Records from a collection:
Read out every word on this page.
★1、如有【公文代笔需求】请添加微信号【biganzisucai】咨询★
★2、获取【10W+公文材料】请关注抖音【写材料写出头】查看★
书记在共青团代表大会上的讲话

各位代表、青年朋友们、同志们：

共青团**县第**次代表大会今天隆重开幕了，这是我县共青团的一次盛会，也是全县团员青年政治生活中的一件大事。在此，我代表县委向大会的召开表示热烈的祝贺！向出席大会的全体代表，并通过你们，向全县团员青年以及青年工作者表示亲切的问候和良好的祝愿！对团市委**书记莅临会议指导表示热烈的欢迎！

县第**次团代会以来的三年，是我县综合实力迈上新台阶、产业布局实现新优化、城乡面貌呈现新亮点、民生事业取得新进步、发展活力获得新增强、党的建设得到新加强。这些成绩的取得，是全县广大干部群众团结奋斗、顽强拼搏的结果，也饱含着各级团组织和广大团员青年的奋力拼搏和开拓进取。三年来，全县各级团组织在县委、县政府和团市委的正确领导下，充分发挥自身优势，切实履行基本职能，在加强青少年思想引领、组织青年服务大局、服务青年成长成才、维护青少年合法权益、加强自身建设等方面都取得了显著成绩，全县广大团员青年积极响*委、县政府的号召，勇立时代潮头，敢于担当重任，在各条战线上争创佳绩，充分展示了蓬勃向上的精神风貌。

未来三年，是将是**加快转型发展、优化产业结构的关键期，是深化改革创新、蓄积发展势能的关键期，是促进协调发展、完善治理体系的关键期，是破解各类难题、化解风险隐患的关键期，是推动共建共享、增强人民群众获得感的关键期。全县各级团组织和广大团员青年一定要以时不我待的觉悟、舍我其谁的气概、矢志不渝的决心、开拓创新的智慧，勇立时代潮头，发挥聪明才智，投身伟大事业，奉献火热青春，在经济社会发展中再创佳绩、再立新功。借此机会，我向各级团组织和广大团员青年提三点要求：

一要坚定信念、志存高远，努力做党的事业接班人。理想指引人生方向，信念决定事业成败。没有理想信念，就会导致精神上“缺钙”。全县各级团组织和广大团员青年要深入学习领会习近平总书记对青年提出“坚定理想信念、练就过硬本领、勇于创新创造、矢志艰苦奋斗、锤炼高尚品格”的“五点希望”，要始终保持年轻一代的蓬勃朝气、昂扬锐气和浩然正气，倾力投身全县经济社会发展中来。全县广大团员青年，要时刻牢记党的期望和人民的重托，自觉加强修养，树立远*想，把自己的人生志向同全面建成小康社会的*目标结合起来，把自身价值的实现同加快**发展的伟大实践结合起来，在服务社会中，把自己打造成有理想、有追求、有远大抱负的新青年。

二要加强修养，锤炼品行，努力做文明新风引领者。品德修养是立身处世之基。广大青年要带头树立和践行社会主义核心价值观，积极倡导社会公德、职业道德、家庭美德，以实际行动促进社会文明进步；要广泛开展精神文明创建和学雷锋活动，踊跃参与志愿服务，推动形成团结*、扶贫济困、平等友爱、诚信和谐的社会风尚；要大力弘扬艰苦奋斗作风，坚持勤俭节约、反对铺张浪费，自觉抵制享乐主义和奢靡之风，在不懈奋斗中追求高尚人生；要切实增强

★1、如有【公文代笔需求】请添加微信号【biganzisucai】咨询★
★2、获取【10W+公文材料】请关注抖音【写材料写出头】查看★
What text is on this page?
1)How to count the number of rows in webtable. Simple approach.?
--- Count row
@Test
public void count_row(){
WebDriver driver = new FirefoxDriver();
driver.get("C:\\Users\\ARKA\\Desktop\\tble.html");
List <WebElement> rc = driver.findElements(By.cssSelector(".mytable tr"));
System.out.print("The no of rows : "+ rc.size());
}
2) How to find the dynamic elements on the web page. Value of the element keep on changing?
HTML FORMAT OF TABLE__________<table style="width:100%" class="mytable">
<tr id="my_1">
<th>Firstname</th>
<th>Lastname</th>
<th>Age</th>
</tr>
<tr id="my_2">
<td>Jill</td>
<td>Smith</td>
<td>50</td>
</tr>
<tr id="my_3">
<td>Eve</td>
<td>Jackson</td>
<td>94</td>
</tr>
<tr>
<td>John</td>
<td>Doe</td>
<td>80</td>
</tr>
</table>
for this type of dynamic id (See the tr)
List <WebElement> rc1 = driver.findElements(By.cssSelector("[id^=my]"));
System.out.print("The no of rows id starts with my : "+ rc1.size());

> _Given request_: Find and copy each line above that includes the string "print".

> _Response to the task_:
System.out.print("The no of rows : "+ rc.size());
System.out.print("The no of rows id starts with my : "+ rc1.size());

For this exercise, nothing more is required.